* _DATA SECTION_:

** BEGIN **

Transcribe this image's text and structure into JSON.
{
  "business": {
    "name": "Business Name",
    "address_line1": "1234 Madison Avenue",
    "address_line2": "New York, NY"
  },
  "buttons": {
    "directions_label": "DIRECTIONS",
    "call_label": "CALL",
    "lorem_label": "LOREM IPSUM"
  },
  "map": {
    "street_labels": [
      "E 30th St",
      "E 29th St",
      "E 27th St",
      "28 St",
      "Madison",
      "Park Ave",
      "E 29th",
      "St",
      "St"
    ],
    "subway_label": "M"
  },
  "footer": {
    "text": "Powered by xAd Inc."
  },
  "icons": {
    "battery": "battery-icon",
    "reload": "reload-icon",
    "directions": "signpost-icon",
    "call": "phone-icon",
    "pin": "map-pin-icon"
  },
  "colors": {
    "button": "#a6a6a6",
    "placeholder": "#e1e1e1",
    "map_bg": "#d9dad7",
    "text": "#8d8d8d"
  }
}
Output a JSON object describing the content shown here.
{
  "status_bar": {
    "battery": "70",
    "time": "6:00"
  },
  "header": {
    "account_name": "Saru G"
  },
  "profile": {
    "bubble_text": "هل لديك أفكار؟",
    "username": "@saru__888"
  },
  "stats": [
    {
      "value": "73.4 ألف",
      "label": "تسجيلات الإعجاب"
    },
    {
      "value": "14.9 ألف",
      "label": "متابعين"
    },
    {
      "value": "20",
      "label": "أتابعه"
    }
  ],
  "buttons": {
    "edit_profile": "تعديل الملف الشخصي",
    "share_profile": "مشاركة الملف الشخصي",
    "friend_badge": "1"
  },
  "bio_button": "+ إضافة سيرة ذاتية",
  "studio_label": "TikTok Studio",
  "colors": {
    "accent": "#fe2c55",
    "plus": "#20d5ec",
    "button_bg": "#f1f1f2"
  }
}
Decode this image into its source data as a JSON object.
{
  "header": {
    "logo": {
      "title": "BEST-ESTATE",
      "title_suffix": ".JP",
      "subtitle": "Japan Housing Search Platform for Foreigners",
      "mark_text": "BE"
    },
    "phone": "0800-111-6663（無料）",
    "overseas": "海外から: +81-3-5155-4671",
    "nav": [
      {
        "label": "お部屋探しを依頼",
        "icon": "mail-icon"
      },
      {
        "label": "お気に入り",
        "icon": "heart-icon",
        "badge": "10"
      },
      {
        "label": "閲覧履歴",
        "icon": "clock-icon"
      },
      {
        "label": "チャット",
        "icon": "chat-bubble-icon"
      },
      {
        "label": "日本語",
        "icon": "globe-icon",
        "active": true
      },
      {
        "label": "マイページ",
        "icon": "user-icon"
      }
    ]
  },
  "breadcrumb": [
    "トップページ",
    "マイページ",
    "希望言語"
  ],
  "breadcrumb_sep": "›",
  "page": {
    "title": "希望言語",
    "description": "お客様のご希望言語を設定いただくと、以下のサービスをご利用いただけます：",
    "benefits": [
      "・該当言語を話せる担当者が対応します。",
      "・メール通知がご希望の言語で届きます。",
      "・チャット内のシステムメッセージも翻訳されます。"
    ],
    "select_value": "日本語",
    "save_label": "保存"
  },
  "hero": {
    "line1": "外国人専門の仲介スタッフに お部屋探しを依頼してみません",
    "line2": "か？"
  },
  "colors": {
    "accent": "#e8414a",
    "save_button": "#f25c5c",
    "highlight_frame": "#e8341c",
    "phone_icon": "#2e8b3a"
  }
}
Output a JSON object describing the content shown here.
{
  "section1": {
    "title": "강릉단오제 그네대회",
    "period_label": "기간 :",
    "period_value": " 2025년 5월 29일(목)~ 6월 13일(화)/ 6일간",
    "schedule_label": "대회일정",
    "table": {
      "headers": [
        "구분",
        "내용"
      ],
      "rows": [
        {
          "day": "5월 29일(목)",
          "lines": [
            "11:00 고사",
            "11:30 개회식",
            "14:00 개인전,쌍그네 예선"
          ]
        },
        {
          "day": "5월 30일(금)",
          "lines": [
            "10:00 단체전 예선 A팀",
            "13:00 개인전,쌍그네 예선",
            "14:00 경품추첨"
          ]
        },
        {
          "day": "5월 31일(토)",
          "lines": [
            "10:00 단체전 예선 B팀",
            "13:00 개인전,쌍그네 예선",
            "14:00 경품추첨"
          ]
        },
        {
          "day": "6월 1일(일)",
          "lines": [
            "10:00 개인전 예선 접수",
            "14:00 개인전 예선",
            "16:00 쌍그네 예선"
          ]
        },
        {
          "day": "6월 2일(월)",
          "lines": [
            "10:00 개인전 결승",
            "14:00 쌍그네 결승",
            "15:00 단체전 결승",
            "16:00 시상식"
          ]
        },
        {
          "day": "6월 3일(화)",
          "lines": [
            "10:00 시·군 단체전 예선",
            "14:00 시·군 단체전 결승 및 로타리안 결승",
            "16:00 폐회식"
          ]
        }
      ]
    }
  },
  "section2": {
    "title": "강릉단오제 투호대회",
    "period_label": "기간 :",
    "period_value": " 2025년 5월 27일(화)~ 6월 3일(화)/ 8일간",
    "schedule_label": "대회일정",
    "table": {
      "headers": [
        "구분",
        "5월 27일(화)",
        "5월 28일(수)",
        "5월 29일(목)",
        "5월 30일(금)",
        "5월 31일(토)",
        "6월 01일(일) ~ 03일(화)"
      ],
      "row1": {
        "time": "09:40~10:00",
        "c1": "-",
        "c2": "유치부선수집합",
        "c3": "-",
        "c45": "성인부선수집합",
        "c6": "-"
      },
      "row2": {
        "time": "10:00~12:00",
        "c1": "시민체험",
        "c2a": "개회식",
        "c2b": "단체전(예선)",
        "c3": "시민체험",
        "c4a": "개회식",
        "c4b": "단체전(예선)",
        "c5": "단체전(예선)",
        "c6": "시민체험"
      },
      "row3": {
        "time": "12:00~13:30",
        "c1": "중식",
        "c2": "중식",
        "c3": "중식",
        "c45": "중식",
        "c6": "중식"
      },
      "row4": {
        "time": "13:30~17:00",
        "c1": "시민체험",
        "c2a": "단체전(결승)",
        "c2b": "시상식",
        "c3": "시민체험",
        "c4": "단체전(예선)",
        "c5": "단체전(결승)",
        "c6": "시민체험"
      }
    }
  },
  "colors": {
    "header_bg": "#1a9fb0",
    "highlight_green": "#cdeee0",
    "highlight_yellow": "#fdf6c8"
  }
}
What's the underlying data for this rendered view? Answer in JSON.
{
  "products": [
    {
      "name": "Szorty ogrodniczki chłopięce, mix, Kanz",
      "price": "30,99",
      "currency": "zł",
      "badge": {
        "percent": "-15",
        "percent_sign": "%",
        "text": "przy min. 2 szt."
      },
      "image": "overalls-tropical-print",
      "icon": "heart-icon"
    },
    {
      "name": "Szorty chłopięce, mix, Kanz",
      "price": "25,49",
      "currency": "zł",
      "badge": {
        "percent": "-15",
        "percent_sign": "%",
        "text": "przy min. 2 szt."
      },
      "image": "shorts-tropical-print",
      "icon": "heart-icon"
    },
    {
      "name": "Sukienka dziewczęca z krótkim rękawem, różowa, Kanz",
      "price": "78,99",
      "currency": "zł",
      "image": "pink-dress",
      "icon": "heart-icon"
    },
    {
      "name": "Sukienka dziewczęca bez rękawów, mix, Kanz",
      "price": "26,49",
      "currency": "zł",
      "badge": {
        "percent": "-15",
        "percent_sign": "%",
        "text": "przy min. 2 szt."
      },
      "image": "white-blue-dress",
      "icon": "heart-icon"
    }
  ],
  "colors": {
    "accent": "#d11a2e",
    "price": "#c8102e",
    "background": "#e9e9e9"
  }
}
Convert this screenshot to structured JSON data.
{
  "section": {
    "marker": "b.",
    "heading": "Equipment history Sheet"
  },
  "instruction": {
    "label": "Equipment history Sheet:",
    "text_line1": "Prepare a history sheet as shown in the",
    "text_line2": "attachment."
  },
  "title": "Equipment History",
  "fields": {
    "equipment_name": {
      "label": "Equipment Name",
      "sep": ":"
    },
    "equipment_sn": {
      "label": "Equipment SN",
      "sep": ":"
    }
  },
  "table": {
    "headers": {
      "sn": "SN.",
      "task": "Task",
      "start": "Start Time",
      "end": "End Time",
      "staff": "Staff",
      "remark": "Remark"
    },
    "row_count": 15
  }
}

** END **

* _WHAT IS REQUIRED_: Set down, unchanged, the line that contains "Convert this screenshot" together with every later line in the records, through the last one.

* _WRITTEN ANSWER_:
Convert this screenshot to structured JSON data.
{
  "section": {
    "marker": "b.",
    "heading": "Equipment history Sheet"
  },
  "instruction": {
    "label": "Equipment history Sheet:",
    "text_line1": "Prepare a history sheet as shown in the",
    "text_line2": "attachment."
  },
  "title": "Equipment History",
  "fields": {
    "equipment_name": {
      "label": "Equipment Name",
      "sep": ":"
    },
    "equipment_sn": {
      "label": "Equipment SN",
      "sep": ":"
    }
  },
  "table": {
    "headers": {
      "sn": "SN.",
      "task": "Task",
      "start": "Start Time",
      "end": "End Time",
      "staff": "Staff",
      "remark": "Remark"
    },
    "row_count": 15
  }
}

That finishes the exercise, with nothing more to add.